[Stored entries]
⟨
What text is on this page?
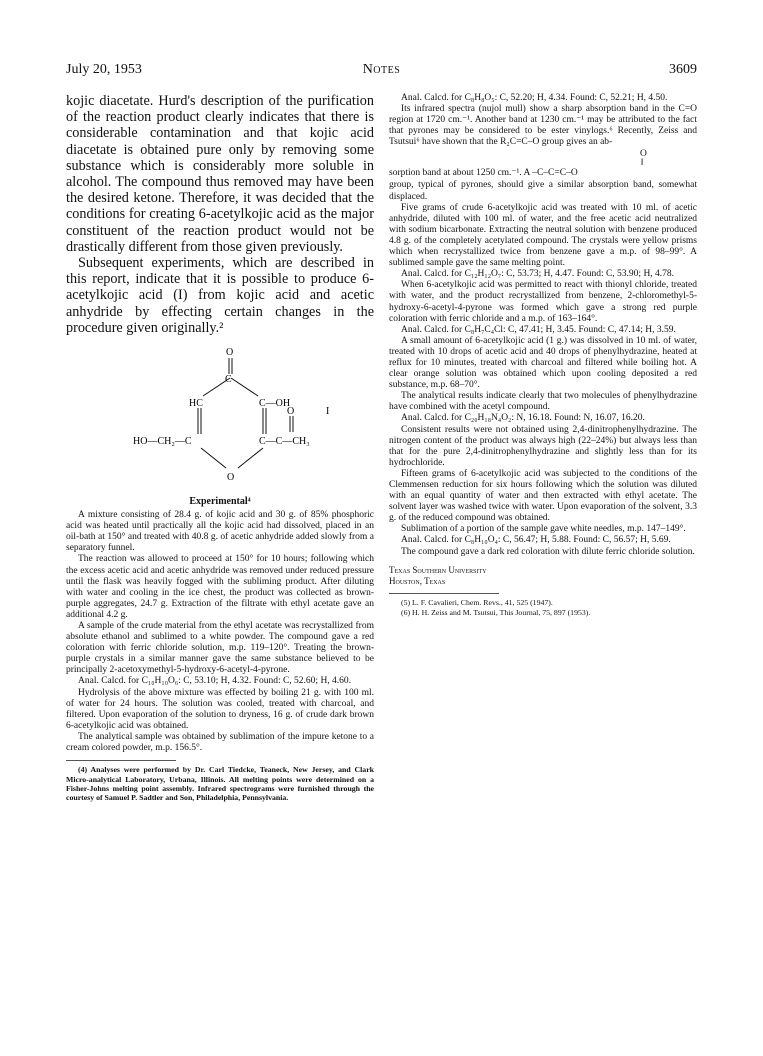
July 20, 1953	Notes	3609

kojic diacetate. Hurd's description of the purification of the reaction product clearly indicates that there is considerable contamination and that kojic acid diacetate is obtained pure only by removing some substance which is considerably more soluble in alcohol. The compound thus removed may have been the desired ketone. Therefore, it was decided that the conditions for creating 6-acetylkojic acid as the major constituent of the reaction product would not be drastically different from those given previously.

Subsequent experiments, which are described in this report, indicate that it is possible to produce 6-acetylkojic acid (I) from kojic acid and acetic anhydride by effecting certain changes in the procedure given originally.²

O
C
HC	C—OH
O	I
HO—CH₂—C	C—C—CH₃
O
Experimental⁴

A mixture consisting of 28.4 g. of kojic acid and 30 g. of 85% phosphoric acid was heated until practically all the kojic acid had dissolved, placed in an oil-bath at 150° and treated with 40.8 g. of acetic anhydride added slowly from a separatory funnel.

The reaction was allowed to proceed at 150° for 10 hours; following which the excess acetic acid and acetic anhydride was removed under reduced pressure until the flask was heavily fogged with the subliming product. After diluting with water and cooling in the ice chest, the product was collected as brown-purple aggregates, 24.7 g. Extraction of the filtrate with ethyl acetate gave an additional 4.2 g.

A sample of the crude material from the ethyl acetate was recrystallized from absolute ethanol and sublimed to a white powder. The compound gave a red coloration with ferric chloride solution, m.p. 119–120°. Treating the brown-purple crystals in a similar manner gave the same substance believed to be principally 2-acetoxymethyl-5-hydroxy-6-acetyl-4-pyrone.

Anal. Calcd. for C₁₀H₁₀O₆: C, 53.10; H, 4.32. Found: C, 52.60; H, 4.60.

Hydrolysis of the above mixture was effected by boiling 21 g. with 100 ml. of water for 24 hours. The solution was cooled, treated with charcoal, and filtered. Upon evaporation of the solution to dryness, 16 g. of crude dark brown 6-acetylkojic acid was obtained.

The analytical sample was obtained by sublimation of the impure ketone to a cream colored powder, m.p. 156.5°.

(4) Analyses were performed by Dr. Carl Tiedcke, Teaneck, New Jersey, and Clark Micro-analytical Laboratory, Urbana, Illinois. All melting points were determined on a Fisher-Johns melting point assembly. Infrared spectrograms were furnished through the courtesy of Samuel P. Sadtler and Son, Philadelphia, Pennsylvania.

Anal. Calcd. for C₈H₈O₅: C, 52.20; H, 4.34. Found: C, 52.21; H, 4.50.

Its infrared spectra (nujol mull) show a sharp absorption band in the C=O region at 1720 cm.⁻¹. Another band at 1230 cm.⁻¹ may be attributed to the fact that pyrones may be considered to be ester vinylogs.⁶ Recently, Zeiss and Tsutsui⁶ have shown that the R₂C=C–O group gives an ab-

O
‖
sorption band at about 1250 cm.⁻¹. A –C–C=C–O

group, typical of pyrones, should give a similar absorption band, somewhat displaced.

Five grams of crude 6-acetylkojic acid was treated with 10 ml. of acetic anhydride, diluted with 100 ml. of water, and the free acetic acid neutralized with sodium bicarbonate. Extracting the neutral solution with benzene produced 4.8 g. of the completely acetylated compound. The crystals were yellow prisms which when recrystallized twice from benzene gave a m.p. of 98–99°. A sublimed sample gave the same melting point.

Anal. Calcd. for C₁₂H₁₂O₇: C, 53.73; H, 4.47. Found: C, 53.90; H, 4.78.

When 6-acetylkojic acid was permitted to react with thionyl chloride, treated with water, and the product recrystallized from benzene, 2-chloromethyl-5-hydroxy-6-acetyl-4-pyrone was formed which gave a strong red purple coloration with ferric chloride and a m.p. of 163–164°.

Anal. Calcd. for C₈H₇C₄Cl: C, 47.41; H, 3.45. Found: C, 47.14; H, 3.59.

A small amount of 6-acetylkojic acid (1 g.) was dissolved in 10 ml. of water, treated with 10 drops of acetic acid and 40 drops of phenylhydrazine, heated at reflux for 10 minutes, treated with charcoal and filtered while boiling hot. A clear orange solution was obtained which upon cooling deposited a red substance, m.p. 68–70°.

The analytical results indicate clearly that two molecules of phenylhydrazine have combined with the acetyl compound.

Anal. Calcd. for C₂₀H₁₈N₄O₂: N, 16.18. Found: N, 16.07, 16.20.

Consistent results were not obtained using 2,4-dinitrophenylhydrazine. The nitrogen content of the product was always high (22–24%) but always less than that for the pure 2,4-dinitrophenylhydrazine and slightly less than for its hydrochloride.

Fifteen grams of 6-acetylkojic acid was subjected to the conditions of the Clemmensen reduction for six hours following which the solution was diluted with an equal quantity of water and then extracted with ethyl acetate. The solvent layer was washed twice with water. Upon evaporation of the solvent, 3.3 g. of the reduced compound was obtained.

Sublimation of a portion of the sample gave white needles, m.p. 147–149°.

Anal. Calcd. for C₈H₁₀O₄: C, 56.47; H, 5.88. Found: C, 56.57; H, 5.69.

The compound gave a dark red coloration with dilute ferric chloride solution.

Texas Southern University
Houston, Texas
(5) L. F. Cavalieri, Chem. Revs., 41, 525 (1947).
(6) H. H. Zeiss and M. Tsutsui, This Journal, 75, 897 (1953).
⟩
▸ **Short task**
Repeat the data exactly in full, omitting its pictures.

▸ **Task solution**
What text is on this page?
July 20, 1953	Notes	3609

kojic diacetate. Hurd's description of the purification of the reaction product clearly indicates that there is considerable contamination and that kojic acid diacetate is obtained pure only by removing some substance which is considerably more soluble in alcohol. The compound thus removed may have been the desired ketone. Therefore, it was decided that the conditions for creating 6-acetylkojic acid as the major constituent of the reaction product would not be drastically different from those given previously.

Subsequent experiments, which are described in this report, indicate that it is possible to produce 6-acetylkojic acid (I) from kojic acid and acetic anhydride by effecting certain changes in the procedure given originally.²

O
C
HC	C—OH
O	I
HO—CH₂—C	C—C—CH₃
O
Experimental⁴

A mixture consisting of 28.4 g. of kojic acid and 30 g. of 85% phosphoric acid was heated until practically all the kojic acid had dissolved, placed in an oil-bath at 150° and treated with 40.8 g. of acetic anhydride added slowly from a separatory funnel.

The reaction was allowed to proceed at 150° for 10 hours; following which the excess acetic acid and acetic anhydride was removed under reduced pressure until the flask was heavily fogged with the subliming product. After diluting with water and cooling in the ice chest, the product was collected as brown-purple aggregates, 24.7 g. Extraction of the filtrate with ethyl acetate gave an additional 4.2 g.

A sample of the crude material from the ethyl acetate was recrystallized from absolute ethanol and sublimed to a white powder. The compound gave a red coloration with ferric chloride solution, m.p. 119–120°. Treating the brown-purple crystals in a similar manner gave the same substance believed to be principally 2-acetoxymethyl-5-hydroxy-6-acetyl-4-pyrone.

Anal. Calcd. for C₁₀H₁₀O₆: C, 53.10; H, 4.32. Found: C, 52.60; H, 4.60.

Hydrolysis of the above mixture was effected by boiling 21 g. with 100 ml. of water for 24 hours. The solution was cooled, treated with charcoal, and filtered. Upon evaporation of the solution to dryness, 16 g. of crude dark brown 6-acetylkojic acid was obtained.

The analytical sample was obtained by sublimation of the impure ketone to a cream colored powder, m.p. 156.5°.

(4) Analyses were performed by Dr. Carl Tiedcke, Teaneck, New Jersey, and Clark Micro-analytical Laboratory, Urbana, Illinois. All melting points were determined on a Fisher-Johns melting point assembly. Infrared spectrograms were furnished through the courtesy of Samuel P. Sadtler and Son, Philadelphia, Pennsylvania.

Anal. Calcd. for C₈H₈O₅: C, 52.20; H, 4.34. Found: C, 52.21; H, 4.50.

Its infrared spectra (nujol mull) show a sharp absorption band in the C=O region at 1720 cm.⁻¹. Another band at 1230 cm.⁻¹ may be attributed to the fact that pyrones may be considered to be ester vinylogs.⁶ Recently, Zeiss and Tsutsui⁶ have shown that the R₂C=C–O group gives an ab-

O
‖
sorption band at about 1250 cm.⁻¹. A –C–C=C–O

group, typical of pyrones, should give a similar absorption band, somewhat displaced.

Five grams of crude 6-acetylkojic acid was treated with 10 ml. of acetic anhydride, diluted with 100 ml. of water, and the free acetic acid neutralized with sodium bicarbonate. Extracting the neutral solution with benzene produced 4.8 g. of the completely acetylated compound. The crystals were yellow prisms which when recrystallized twice from benzene gave a m.p. of 98–99°. A sublimed sample gave the same melting point.

Anal. Calcd. for C₁₂H₁₂O₇: C, 53.73; H, 4.47. Found: C, 53.90; H, 4.78.

When 6-acetylkojic acid was permitted to react with thionyl chloride, treated with water, and the product recrystallized from benzene, 2-chloromethyl-5-hydroxy-6-acetyl-4-pyrone was formed which gave a strong red purple coloration with ferric chloride and a m.p. of 163–164°.

Anal. Calcd. for C₈H₇C₄Cl: C, 47.41; H, 3.45. Found: C, 47.14; H, 3.59.

A small amount of 6-acetylkojic acid (1 g.) was dissolved in 10 ml. of water, treated with 10 drops of acetic acid and 40 drops of phenylhydrazine, heated at reflux for 10 minutes, treated with charcoal and filtered while boiling hot. A clear orange solution was obtained which upon cooling deposited a red substance, m.p. 68–70°.

The analytical results indicate clearly that two molecules of phenylhydrazine have combined with the acetyl compound.

Anal. Calcd. for C₂₀H₁₈N₄O₂: N, 16.18. Found: N, 16.07, 16.20.

Consistent results were not obtained using 2,4-dinitrophenylhydrazine. The nitrogen content of the product was always high (22–24%) but always less than that for the pure 2,4-dinitrophenylhydrazine and slightly less than for its hydrochloride.

Fifteen grams of 6-acetylkojic acid was subjected to the conditions of the Clemmensen reduction for six hours following which the solution was diluted with an equal quantity of water and then extracted with ethyl acetate. The solvent layer was washed twice with water. Upon evaporation of the solvent, 3.3 g. of the reduced compound was obtained.

Sublimation of a portion of the sample gave white needles, m.p. 147–149°.

Anal. Calcd. for C₈H₁₀O₄: C, 56.47; H, 5.88. Found: C, 56.57; H, 5.69.

The compound gave a dark red coloration with dilute ferric chloride solution.

Texas Southern University
Houston, Texas
(5) L. F. Cavalieri, Chem. Revs., 41, 525 (1947).
(6) H. H. Zeiss and M. Tsutsui, This Journal, 75, 897 (1953).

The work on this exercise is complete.